[Figure collection entries]
[Start of Attachment]
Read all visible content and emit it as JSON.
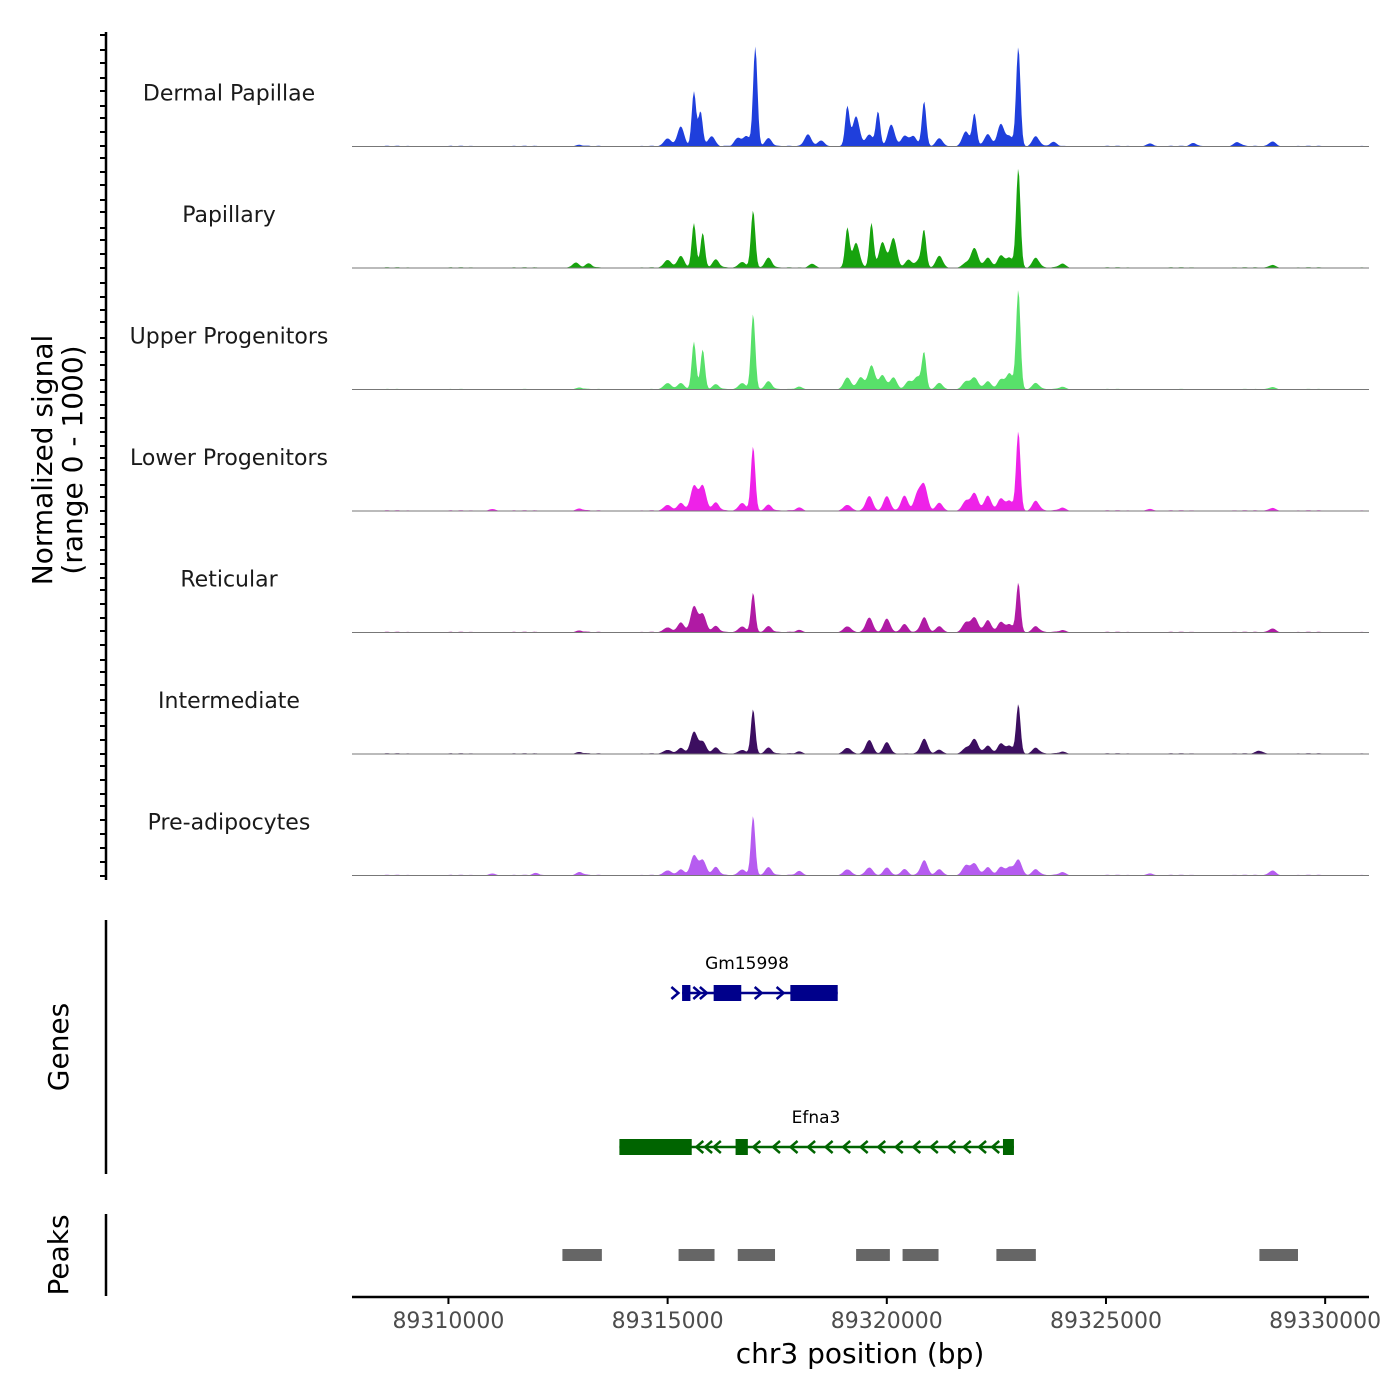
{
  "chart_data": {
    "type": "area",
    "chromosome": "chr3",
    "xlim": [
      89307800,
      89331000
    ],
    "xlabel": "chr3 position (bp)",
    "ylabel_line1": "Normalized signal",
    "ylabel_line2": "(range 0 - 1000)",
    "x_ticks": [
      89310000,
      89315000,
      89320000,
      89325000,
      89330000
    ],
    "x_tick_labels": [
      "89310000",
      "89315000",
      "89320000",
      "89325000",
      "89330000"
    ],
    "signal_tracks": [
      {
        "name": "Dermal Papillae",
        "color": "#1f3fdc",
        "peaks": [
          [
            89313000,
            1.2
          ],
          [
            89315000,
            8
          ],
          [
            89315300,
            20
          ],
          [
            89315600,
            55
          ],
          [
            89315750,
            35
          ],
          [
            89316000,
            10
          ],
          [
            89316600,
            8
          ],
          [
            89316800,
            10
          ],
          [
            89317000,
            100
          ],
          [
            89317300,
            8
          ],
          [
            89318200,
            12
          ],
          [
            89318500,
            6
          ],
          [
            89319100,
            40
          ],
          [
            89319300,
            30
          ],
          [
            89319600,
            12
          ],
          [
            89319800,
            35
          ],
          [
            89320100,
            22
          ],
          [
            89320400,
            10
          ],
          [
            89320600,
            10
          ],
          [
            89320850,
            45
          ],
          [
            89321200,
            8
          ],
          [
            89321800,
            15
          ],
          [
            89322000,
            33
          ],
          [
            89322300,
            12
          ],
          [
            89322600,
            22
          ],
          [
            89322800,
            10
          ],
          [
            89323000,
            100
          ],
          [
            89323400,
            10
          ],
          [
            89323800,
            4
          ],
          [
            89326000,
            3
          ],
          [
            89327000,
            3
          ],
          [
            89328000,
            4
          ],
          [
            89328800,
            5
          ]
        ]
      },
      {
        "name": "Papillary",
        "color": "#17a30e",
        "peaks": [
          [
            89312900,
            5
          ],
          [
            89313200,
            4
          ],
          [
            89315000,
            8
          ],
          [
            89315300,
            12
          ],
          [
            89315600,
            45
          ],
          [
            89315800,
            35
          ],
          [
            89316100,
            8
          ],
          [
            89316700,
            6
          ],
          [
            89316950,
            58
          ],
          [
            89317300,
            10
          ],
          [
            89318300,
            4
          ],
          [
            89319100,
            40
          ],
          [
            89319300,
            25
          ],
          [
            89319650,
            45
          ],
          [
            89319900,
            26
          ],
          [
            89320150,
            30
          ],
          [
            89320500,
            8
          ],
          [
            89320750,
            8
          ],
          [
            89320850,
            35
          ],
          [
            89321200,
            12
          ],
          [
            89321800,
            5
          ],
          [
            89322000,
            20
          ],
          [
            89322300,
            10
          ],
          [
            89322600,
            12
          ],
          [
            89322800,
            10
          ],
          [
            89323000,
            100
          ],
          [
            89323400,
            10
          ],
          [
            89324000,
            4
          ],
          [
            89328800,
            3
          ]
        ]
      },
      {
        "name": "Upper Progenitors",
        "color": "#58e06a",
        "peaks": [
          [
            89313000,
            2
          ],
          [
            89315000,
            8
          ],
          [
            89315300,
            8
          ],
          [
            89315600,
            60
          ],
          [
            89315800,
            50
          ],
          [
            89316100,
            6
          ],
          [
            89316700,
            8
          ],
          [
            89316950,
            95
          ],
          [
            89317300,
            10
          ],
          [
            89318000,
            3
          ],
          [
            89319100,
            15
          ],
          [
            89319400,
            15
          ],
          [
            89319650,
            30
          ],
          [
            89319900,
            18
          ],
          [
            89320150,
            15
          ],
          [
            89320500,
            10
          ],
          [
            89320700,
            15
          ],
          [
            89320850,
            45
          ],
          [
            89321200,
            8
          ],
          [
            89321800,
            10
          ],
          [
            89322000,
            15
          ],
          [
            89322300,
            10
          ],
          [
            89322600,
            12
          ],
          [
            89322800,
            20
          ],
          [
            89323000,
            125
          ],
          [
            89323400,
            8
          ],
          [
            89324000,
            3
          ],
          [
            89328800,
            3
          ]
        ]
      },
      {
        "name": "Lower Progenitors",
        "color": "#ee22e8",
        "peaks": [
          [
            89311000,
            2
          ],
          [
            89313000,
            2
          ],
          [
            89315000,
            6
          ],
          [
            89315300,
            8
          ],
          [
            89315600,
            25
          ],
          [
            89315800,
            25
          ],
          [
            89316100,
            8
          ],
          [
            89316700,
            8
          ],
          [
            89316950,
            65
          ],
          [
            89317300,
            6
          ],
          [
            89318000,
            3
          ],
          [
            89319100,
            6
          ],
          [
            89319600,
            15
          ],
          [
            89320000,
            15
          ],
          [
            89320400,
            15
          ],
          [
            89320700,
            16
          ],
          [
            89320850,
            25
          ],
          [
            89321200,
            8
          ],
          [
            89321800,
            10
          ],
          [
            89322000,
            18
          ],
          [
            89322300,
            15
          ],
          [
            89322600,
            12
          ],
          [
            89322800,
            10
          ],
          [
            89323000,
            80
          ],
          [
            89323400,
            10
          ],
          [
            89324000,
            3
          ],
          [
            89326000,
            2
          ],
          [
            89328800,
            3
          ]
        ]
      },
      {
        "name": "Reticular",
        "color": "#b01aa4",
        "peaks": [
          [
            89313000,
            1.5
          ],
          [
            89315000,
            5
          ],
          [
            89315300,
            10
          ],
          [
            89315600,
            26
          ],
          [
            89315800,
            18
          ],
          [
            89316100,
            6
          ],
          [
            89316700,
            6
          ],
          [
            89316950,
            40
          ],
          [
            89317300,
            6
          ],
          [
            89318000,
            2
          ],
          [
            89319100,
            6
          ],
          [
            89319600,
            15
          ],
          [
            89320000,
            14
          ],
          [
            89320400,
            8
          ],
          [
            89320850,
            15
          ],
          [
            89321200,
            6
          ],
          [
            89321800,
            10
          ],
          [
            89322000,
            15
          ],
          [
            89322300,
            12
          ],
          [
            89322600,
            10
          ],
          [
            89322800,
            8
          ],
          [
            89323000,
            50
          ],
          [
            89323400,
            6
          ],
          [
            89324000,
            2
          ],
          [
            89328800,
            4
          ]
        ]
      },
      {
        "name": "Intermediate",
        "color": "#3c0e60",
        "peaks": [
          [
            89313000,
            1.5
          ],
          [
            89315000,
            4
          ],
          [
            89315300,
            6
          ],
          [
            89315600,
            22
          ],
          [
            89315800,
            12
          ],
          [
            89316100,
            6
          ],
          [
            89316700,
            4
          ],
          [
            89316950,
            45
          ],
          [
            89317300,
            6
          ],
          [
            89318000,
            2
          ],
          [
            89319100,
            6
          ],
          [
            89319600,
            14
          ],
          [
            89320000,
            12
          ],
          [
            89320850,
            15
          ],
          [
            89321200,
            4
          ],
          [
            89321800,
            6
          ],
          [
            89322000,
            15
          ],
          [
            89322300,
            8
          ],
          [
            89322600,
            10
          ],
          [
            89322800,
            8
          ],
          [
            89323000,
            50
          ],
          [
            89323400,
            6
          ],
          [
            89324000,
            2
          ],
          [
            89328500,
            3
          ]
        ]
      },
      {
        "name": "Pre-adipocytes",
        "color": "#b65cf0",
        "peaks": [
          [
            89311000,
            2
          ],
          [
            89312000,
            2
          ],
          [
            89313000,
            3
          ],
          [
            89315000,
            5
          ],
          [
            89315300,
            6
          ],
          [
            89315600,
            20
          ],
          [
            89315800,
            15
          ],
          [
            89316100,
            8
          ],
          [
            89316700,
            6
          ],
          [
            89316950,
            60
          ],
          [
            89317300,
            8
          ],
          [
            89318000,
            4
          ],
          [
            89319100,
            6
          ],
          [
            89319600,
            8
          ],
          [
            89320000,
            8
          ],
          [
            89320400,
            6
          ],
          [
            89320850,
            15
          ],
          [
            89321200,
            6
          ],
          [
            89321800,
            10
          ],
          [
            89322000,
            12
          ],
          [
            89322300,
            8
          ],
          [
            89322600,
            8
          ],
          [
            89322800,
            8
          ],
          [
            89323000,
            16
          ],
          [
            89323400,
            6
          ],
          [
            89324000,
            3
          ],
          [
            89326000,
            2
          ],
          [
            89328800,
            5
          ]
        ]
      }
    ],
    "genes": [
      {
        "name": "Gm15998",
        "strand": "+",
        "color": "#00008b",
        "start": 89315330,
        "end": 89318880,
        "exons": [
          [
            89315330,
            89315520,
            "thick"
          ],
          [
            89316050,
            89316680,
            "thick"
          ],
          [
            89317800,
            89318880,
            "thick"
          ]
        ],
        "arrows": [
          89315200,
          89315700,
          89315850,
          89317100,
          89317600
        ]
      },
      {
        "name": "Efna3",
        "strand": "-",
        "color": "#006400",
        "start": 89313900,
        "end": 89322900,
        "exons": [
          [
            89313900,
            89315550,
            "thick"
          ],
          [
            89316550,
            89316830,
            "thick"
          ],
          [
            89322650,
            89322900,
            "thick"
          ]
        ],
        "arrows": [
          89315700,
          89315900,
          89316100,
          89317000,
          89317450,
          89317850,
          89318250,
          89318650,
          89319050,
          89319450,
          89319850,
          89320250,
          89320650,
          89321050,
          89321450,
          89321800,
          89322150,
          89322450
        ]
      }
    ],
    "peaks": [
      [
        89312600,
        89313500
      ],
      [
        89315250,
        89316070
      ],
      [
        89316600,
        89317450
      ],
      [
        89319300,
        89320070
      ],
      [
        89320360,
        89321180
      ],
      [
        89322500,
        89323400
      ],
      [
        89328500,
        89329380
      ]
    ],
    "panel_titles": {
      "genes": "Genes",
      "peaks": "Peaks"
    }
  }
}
[End of Attachment]
▶ **TASK OBJECTIVE**
Return the lines of the records that include the string "color".

▶ **ANSWER FOR THE TASK**
        "color": "#1f3fdc",
        "color": "#17a30e",
        "color": "#58e06a",
        "color": "#ee22e8",
        "color": "#b01aa4",
        "color": "#3c0e60",
        "color": "#b65cf0",
        "color": "#00008b",
        "color": "#006400",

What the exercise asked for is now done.